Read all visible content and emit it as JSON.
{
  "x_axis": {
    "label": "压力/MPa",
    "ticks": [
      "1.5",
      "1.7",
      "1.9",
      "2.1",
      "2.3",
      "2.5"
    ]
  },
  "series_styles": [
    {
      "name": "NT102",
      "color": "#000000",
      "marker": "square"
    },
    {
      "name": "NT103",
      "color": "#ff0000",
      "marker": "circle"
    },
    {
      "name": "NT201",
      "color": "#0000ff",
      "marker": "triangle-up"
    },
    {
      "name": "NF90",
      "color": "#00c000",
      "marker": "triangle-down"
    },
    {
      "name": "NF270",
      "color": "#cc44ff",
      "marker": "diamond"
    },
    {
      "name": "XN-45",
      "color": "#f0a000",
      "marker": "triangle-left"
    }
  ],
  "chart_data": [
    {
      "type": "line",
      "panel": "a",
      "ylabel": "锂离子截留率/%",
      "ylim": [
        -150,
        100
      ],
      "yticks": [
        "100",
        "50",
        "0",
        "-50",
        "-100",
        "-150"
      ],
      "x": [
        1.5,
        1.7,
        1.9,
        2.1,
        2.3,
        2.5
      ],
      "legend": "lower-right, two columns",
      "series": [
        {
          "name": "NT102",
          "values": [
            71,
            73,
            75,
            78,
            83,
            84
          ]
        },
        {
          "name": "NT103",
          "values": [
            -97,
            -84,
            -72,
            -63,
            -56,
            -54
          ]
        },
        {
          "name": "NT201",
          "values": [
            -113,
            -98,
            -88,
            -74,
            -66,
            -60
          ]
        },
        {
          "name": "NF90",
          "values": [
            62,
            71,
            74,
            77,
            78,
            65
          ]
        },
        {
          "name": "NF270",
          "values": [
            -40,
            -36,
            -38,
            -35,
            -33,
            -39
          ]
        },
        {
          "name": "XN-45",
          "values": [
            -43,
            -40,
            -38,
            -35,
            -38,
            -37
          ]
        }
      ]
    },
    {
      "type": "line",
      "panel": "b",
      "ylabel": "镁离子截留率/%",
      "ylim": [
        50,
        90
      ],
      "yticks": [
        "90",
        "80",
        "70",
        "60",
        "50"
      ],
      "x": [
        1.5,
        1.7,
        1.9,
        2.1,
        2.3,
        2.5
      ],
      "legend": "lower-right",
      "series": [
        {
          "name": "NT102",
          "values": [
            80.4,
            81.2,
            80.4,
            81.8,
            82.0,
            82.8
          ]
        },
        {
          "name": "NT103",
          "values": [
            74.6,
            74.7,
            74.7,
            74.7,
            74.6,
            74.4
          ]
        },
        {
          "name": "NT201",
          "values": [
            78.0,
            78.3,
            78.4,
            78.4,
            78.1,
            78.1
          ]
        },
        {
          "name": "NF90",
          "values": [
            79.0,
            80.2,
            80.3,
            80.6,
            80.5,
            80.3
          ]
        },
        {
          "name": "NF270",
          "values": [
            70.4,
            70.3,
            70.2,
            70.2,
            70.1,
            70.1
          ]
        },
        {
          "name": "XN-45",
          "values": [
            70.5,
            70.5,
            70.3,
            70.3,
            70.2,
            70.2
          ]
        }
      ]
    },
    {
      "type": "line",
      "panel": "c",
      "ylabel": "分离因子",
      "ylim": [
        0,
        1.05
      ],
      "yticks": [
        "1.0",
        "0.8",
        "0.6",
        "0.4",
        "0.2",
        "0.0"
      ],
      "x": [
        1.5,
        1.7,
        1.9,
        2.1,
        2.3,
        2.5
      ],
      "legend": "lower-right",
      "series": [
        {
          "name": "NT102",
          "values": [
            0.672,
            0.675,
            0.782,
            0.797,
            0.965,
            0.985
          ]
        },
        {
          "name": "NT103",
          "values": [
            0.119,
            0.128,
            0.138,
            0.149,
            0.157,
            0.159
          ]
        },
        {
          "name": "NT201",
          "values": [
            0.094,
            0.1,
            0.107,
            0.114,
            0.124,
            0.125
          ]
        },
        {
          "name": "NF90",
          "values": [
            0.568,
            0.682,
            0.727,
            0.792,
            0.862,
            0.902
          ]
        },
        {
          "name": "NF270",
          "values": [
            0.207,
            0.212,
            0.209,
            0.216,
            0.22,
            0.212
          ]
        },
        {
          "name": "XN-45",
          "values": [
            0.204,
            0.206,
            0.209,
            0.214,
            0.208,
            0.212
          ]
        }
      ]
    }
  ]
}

· · · ·

> [TASK GOAL]: Which lines contain the word "marker"? Copy each of them.

> [THE SOLUTION]:
      "marker": "square"
      "marker": "circle"
      "marker": "triangle-up"
      "marker": "triangle-down"
      "marker": "diamond"
      "marker": "triangle-left"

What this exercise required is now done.